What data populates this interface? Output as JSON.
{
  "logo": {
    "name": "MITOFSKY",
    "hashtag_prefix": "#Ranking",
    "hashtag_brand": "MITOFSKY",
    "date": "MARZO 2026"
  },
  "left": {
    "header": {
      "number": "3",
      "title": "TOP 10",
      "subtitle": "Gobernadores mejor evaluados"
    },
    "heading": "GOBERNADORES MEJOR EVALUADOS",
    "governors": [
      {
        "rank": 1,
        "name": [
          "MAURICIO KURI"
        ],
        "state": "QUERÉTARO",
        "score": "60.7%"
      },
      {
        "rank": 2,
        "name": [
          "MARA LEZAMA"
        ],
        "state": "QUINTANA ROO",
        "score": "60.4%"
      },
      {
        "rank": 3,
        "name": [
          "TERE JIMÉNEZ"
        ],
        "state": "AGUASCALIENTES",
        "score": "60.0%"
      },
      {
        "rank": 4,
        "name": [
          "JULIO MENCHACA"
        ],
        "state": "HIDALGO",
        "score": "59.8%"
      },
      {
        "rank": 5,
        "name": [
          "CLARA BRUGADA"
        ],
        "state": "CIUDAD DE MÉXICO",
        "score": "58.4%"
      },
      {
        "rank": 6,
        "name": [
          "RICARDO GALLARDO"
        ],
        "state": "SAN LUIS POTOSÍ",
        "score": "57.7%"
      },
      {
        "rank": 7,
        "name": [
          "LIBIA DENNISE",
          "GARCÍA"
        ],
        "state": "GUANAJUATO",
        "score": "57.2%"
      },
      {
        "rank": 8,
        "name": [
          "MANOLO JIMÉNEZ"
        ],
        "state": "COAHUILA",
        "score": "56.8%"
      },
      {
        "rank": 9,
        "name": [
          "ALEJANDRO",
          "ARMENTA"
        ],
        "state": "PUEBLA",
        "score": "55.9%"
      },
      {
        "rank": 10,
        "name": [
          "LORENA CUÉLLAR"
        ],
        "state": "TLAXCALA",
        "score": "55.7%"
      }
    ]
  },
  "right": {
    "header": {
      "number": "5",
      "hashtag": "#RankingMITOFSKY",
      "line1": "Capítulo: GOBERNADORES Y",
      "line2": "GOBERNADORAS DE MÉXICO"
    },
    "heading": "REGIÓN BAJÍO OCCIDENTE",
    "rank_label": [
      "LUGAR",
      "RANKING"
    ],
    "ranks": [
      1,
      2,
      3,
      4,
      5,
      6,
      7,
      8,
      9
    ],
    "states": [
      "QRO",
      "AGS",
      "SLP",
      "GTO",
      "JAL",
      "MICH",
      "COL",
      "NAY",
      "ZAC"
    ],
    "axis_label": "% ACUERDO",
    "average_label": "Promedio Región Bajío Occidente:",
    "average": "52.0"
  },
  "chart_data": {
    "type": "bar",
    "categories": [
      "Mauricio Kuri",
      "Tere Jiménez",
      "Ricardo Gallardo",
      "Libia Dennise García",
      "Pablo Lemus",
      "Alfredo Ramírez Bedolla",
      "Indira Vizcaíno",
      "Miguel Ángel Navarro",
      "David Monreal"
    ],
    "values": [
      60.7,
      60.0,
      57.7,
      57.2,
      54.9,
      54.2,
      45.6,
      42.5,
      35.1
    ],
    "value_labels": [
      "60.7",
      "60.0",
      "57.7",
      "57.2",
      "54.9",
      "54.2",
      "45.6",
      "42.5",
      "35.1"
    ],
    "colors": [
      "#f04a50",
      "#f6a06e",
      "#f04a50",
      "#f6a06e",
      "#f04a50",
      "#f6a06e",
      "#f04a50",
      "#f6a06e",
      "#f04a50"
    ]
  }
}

==========

▶ Goal of the exercise
Write down all the entries again without a single difference.

▶ Response to the exercise
What data populates this interface? Output as JSON.
{
  "logo": {
    "name": "MITOFSKY",
    "hashtag_prefix": "#Ranking",
    "hashtag_brand": "MITOFSKY",
    "date": "MARZO 2026"
  },
  "left": {
    "header": {
      "number": "3",
      "title": "TOP 10",
      "subtitle": "Gobernadores mejor evaluados"
    },
    "heading": "GOBERNADORES MEJOR EVALUADOS",
    "governors": [
      {
        "rank": 1,
        "name": [
          "MAURICIO KURI"
        ],
        "state": "QUERÉTARO",
        "score": "60.7%"
      },
      {
        "rank": 2,
        "name": [
          "MARA LEZAMA"
        ],
        "state": "QUINTANA ROO",
        "score": "60.4%"
      },
      {
        "rank": 3,
        "name": [
          "TERE JIMÉNEZ"
        ],
        "state": "AGUASCALIENTES",
        "score": "60.0%"
      },
      {
        "rank": 4,
        "name": [
          "JULIO MENCHACA"
        ],
        "state": "HIDALGO",
        "score": "59.8%"
      },
      {
        "rank": 5,
        "name": [
          "CLARA BRUGADA"
        ],
        "state": "CIUDAD DE MÉXICO",
        "score": "58.4%"
      },
      {
        "rank": 6,
        "name": [
          "RICARDO GALLARDO"
        ],
        "state": "SAN LUIS POTOSÍ",
        "score": "57.7%"
      },
      {
        "rank": 7,
        "name": [
          "LIBIA DENNISE",
          "GARCÍA"
        ],
        "state": "GUANAJUATO",
        "score": "57.2%"
      },
      {
        "rank": 8,
        "name": [
          "MANOLO JIMÉNEZ"
        ],
        "state": "COAHUILA",
        "score": "56.8%"
      },
      {
        "rank": 9,
        "name": [
          "ALEJANDRO",
          "ARMENTA"
        ],
        "state": "PUEBLA",
        "score": "55.9%"
      },
      {
        "rank": 10,
        "name": [
          "LORENA CUÉLLAR"
        ],
        "state": "TLAXCALA",
        "score": "55.7%"
      }
    ]
  },
  "right": {
    "header": {
      "number": "5",
      "hashtag": "#RankingMITOFSKY",
      "line1": "Capítulo: GOBERNADORES Y",
      "line2": "GOBERNADORAS DE MÉXICO"
    },
    "heading": "REGIÓN BAJÍO OCCIDENTE",
    "rank_label": [
      "LUGAR",
      "RANKING"
    ],
    "ranks": [
      1,
      2,
      3,
      4,
      5,
      6,
      7,
      8,
      9
    ],
    "states": [
      "QRO",
      "AGS",
      "SLP",
      "GTO",
      "JAL",
      "MICH",
      "COL",
      "NAY",
      "ZAC"
    ],
    "axis_label": "% ACUERDO",
    "average_label": "Promedio Región Bajío Occidente:",
    "average": "52.0"
  },
  "chart_data": {
    "type": "bar",
    "categories": [
      "Mauricio Kuri",
      "Tere Jiménez",
      "Ricardo Gallardo",
      "Libia Dennise García",
      "Pablo Lemus",
      "Alfredo Ramírez Bedolla",
      "Indira Vizcaíno",
      "Miguel Ángel Navarro",
      "David Monreal"
    ],
    "values": [
      60.7,
      60.0,
      57.7,
      57.2,
      54.9,
      54.2,
      45.6,
      42.5,
      35.1
    ],
    "value_labels": [
      "60.7",
      "60.0",
      "57.7",
      "57.2",
      "54.9",
      "54.2",
      "45.6",
      "42.5",
      "35.1"
    ],
    "colors": [
      "#f04a50",
      "#f6a06e",
      "#f04a50",
      "#f6a06e",
      "#f04a50",
      "#f6a06e",
      "#f04a50",
      "#f6a06e",
      "#f04a50"
    ]
  }
}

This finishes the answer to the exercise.